Extracted records:
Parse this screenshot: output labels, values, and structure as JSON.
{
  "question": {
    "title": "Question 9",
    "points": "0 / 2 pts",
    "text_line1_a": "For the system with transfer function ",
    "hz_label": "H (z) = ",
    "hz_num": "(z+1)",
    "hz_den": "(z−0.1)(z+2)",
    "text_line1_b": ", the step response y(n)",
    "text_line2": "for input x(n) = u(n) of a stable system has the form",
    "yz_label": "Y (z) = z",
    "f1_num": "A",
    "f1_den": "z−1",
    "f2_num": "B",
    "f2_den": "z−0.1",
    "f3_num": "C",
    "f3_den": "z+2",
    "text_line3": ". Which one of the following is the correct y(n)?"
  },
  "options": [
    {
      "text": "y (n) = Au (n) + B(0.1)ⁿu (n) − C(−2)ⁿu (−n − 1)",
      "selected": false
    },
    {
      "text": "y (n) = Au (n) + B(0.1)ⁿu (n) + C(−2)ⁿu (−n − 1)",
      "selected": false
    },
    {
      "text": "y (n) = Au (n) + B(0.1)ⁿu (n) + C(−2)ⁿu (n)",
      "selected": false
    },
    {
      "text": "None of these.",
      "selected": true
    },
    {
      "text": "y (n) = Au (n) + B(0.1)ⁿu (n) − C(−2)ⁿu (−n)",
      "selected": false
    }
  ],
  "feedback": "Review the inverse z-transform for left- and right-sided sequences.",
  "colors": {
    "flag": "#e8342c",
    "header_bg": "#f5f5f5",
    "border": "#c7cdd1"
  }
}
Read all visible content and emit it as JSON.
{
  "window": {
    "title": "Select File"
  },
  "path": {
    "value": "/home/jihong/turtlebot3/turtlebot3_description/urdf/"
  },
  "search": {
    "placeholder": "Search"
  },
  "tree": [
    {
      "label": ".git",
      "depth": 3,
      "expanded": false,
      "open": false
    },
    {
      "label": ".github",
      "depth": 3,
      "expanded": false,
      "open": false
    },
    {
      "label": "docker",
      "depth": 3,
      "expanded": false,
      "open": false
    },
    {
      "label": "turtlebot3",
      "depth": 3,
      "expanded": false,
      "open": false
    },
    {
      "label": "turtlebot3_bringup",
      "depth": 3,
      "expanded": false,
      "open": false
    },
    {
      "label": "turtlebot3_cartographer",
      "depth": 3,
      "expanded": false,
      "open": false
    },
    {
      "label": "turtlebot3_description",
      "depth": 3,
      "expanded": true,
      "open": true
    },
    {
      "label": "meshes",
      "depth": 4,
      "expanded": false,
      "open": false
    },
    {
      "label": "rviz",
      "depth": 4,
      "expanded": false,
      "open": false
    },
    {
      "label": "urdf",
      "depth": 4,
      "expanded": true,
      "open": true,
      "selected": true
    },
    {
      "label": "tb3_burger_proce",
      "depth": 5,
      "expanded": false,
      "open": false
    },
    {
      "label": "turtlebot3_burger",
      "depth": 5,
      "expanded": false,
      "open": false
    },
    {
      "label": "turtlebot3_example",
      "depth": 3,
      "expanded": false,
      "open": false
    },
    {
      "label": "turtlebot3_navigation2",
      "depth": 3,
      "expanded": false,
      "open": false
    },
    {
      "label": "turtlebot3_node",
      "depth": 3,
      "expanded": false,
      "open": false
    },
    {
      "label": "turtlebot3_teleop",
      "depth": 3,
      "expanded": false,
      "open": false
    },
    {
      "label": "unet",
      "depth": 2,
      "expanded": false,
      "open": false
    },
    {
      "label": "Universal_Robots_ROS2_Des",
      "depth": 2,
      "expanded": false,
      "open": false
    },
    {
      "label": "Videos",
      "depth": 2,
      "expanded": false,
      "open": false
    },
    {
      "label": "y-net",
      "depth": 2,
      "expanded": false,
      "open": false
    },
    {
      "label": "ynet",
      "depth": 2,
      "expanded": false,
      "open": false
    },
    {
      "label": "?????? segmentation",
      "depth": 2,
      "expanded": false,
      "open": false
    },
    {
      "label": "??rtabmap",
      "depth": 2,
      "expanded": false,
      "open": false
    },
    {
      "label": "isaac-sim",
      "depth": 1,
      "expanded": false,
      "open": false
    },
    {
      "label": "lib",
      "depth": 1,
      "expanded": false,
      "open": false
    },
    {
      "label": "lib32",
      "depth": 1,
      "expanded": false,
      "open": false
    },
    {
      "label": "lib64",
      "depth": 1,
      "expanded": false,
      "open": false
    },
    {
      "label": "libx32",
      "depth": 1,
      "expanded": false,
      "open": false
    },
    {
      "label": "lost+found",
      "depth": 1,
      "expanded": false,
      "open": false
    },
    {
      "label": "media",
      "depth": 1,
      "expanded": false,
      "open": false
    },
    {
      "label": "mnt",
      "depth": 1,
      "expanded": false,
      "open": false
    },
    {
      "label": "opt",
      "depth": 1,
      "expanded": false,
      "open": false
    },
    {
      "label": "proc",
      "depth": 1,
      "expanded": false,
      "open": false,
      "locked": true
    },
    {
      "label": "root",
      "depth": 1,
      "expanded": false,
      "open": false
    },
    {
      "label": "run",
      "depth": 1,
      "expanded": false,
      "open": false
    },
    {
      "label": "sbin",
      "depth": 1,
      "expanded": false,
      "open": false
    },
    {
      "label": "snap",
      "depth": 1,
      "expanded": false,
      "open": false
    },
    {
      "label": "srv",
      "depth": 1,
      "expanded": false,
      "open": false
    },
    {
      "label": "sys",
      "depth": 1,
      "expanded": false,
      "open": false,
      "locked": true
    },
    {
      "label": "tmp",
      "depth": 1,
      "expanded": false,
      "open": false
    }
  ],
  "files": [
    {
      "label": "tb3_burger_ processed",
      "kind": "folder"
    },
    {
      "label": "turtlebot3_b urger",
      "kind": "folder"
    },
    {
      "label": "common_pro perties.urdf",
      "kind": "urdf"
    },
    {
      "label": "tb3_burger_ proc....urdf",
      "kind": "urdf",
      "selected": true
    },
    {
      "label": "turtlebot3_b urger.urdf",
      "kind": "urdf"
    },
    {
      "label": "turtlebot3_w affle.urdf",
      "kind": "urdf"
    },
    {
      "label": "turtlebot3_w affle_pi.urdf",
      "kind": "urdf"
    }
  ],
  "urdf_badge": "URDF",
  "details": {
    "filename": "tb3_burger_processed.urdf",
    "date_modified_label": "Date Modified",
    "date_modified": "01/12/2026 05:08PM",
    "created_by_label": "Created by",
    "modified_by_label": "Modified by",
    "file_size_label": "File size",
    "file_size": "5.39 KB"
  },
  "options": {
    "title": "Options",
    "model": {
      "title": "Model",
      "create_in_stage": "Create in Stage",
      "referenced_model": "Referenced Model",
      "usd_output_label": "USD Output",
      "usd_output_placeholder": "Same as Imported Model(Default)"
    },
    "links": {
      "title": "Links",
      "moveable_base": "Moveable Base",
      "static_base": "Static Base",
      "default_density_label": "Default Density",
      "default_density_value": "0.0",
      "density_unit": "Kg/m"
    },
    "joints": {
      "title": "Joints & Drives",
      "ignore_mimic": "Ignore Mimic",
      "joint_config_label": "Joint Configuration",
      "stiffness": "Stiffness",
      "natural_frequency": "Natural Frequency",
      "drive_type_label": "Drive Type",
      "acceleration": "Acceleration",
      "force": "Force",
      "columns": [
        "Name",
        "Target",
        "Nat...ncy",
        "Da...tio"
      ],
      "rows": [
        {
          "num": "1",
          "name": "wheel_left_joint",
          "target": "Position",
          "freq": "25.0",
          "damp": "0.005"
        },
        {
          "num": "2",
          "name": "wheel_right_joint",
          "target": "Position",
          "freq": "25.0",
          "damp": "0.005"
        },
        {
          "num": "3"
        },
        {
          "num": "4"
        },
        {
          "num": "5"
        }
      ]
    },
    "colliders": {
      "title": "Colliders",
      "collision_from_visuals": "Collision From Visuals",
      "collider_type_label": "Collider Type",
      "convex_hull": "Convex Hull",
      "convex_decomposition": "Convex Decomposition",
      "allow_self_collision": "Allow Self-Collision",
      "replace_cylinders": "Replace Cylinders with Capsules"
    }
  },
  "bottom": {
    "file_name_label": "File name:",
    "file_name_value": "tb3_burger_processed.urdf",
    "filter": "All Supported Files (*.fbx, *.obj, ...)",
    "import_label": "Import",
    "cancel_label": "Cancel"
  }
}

*WHAT TO DO:* Filter the data, keeping only the lines that contain "with".

*SOLUTION TO THE PROBLEM:*
    "text_line1_a": "For the system with transfer function ",
      "replace_cylinders": "Replace Cylinders with Capsules"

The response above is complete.